Data for review: Begin
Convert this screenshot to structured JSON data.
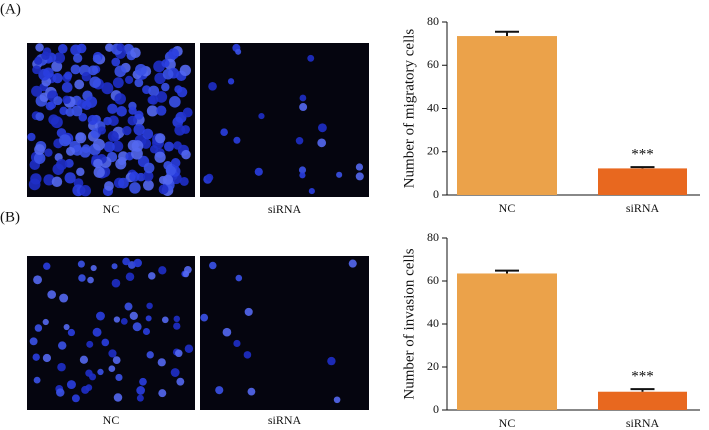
{
  "chart_data": [
    {
      "type": "bar",
      "panel_label": "(A)",
      "image_captions": [
        "NC",
        "siRNA"
      ],
      "ylabel": "Number of migratory cells",
      "categories": [
        "NC",
        "siRNA"
      ],
      "values": [
        73.5,
        12.3
      ],
      "errors": [
        2,
        0.6
      ],
      "colors": [
        "#eba24a",
        "#e8681f"
      ],
      "annotations": [
        null,
        "***"
      ],
      "ylim": [
        0,
        80
      ],
      "yticks": [
        0,
        20,
        40,
        60,
        80
      ]
    },
    {
      "type": "bar",
      "panel_label": "(B)",
      "image_captions": [
        "NC",
        "siRNA"
      ],
      "ylabel": "Number of invasion cells",
      "categories": [
        "NC",
        "siRNA"
      ],
      "values": [
        63.5,
        8.5
      ],
      "errors": [
        1.3,
        1.2
      ],
      "colors": [
        "#eba24a",
        "#e8681f"
      ],
      "annotations": [
        null,
        "***"
      ],
      "ylim": [
        0,
        80
      ],
      "yticks": [
        0,
        20,
        40,
        60,
        80
      ]
    }
  ]
}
Data for review: End
* **Work item**
Print the data above exactly; drop every picture.

* **Response area**
Convert this screenshot to structured JSON data.
{
  "chart_data": [
    {
      "type": "bar",
      "panel_label": "(A)",
      "image_captions": [
        "NC",
        "siRNA"
      ],
      "ylabel": "Number of migratory cells",
      "categories": [
        "NC",
        "siRNA"
      ],
      "values": [
        73.5,
        12.3
      ],
      "errors": [
        2,
        0.6
      ],
      "colors": [
        "#eba24a",
        "#e8681f"
      ],
      "annotations": [
        null,
        "***"
      ],
      "ylim": [
        0,
        80
      ],
      "yticks": [
        0,
        20,
        40,
        60,
        80
      ]
    },
    {
      "type": "bar",
      "panel_label": "(B)",
      "image_captions": [
        "NC",
        "siRNA"
      ],
      "ylabel": "Number of invasion cells",
      "categories": [
        "NC",
        "siRNA"
      ],
      "values": [
        63.5,
        8.5
      ],
      "errors": [
        1.3,
        1.2
      ],
      "colors": [
        "#eba24a",
        "#e8681f"
      ],
      "annotations": [
        null,
        "***"
      ],
      "ylim": [
        0,
        80
      ],
      "yticks": [
        0,
        20,
        40,
        60,
        80
      ]
    }
  ]
}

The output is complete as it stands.